▶ **Text passage**:
Updated June 03, 2009

For years, physicians have suspected that mental health and headaches have a close connection. Research is beginning to show that many people who suffer from various types of mental illness will also have headaches or migraines. It can be quite frustrating to deal with pain and depression at the same time since often it seems that the situation has a kind of “chicken and egg” type quality. Whatever your specific circumstances, know that mental illness can affect the way you feel pain, especially headaches. Consider the following three examples.


Many people with depression report experiencing physical symptoms such as fatigue, sleep disturbances, and insomnia. Headaches and other types of chronic pain are frequent complaints as well. It is thought that tension-type headaches most commonly accompany depression, although depressed individuals can suffer from migraines or other types of headaches as well. When possible, your healthcare provider will try to select a medication or treatment that can address both the depression and headaches. Commonly used medications include the tricyclic antidepressants, like Elavil, or selective serotonin reuptake inhibitors (SSRIs) such as Paxil or Zoloft.

Post-Traumatic Stress Disorder

Research shows that when headache sufferers also have PTSD, they tend to have a higher degree of disability than those without PTSD. In patients with migraines and depression, PTSD occurs at a higher rate in patients with chronic daily headaches (CDH) than in those with episodic migraines (EM). Given the prevalence of PTSD and its co-occurrence with headaches, it is important to raise our awareness of this connection to better treat both conditions.

Bipolar Disorder

Bipolar disorder is a condition that consists of both periods of depression and mania. Studies have shown that people with bipolar disorder are commonly affected by headaches, especially migraines. Typical migraine treatments are usually effective in patients with Bipolar disorder.

▶ **Extracted information**:
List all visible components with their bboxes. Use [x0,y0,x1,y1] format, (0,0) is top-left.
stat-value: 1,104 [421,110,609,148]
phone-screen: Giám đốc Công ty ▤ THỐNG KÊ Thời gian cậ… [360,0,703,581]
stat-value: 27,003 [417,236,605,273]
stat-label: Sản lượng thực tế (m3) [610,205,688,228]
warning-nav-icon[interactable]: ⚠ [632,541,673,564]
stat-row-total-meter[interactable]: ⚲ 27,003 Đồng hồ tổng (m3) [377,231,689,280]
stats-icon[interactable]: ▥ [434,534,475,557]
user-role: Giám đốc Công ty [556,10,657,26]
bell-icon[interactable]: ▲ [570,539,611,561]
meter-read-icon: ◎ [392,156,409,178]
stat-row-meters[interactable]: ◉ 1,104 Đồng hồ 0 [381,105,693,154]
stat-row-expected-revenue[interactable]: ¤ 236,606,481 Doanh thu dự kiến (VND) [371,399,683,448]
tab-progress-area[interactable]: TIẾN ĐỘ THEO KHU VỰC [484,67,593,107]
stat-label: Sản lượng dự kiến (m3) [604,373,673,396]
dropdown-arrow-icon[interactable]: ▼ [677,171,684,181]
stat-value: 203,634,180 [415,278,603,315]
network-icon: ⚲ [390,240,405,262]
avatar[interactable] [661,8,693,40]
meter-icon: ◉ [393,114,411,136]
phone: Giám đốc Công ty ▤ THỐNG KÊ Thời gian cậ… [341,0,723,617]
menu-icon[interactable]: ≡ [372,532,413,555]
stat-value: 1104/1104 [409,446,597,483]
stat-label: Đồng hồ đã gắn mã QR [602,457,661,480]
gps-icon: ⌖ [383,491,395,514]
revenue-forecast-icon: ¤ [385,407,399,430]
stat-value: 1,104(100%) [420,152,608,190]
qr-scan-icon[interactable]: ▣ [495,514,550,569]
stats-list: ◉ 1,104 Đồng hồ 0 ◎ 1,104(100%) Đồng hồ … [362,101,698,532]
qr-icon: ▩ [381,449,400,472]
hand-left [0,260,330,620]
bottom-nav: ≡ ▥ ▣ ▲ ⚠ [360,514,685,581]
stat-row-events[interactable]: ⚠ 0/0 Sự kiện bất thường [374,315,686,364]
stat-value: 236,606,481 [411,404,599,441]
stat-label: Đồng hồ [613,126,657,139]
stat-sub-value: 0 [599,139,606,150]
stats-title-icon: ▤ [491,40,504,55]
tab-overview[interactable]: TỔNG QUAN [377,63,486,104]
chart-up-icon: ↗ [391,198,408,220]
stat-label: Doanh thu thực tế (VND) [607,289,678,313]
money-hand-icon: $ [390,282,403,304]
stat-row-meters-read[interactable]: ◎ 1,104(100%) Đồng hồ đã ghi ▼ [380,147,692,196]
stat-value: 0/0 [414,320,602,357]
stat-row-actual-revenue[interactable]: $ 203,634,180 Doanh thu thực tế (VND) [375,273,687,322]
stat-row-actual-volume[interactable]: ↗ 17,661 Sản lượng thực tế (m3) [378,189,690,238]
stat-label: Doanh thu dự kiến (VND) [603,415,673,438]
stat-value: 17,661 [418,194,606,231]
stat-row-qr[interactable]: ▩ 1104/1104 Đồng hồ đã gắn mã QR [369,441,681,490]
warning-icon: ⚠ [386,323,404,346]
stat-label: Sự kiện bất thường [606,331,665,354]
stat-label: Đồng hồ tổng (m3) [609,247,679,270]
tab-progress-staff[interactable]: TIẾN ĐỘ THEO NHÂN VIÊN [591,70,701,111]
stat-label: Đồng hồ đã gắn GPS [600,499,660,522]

▶ **What to do**:
[a] According to the text on mental illness and headaches, which type of headache is thought to accompany depression most commonly?
[b] Print the part of the text on mental illness and headaches between "Bipolar disorder is" and "with Bipolar disorder.", inclusive.

▶ **Solutions for each task**:
[a] Tension-type headaches.

[b]
Bipolar disorder is a condition that consists of both periods of depression and mania. Studies have shown that people with bipolar disorder are commonly affected by headaches, especially migraines. Typical migraine treatments are usually effective in patients with Bipolar disorder.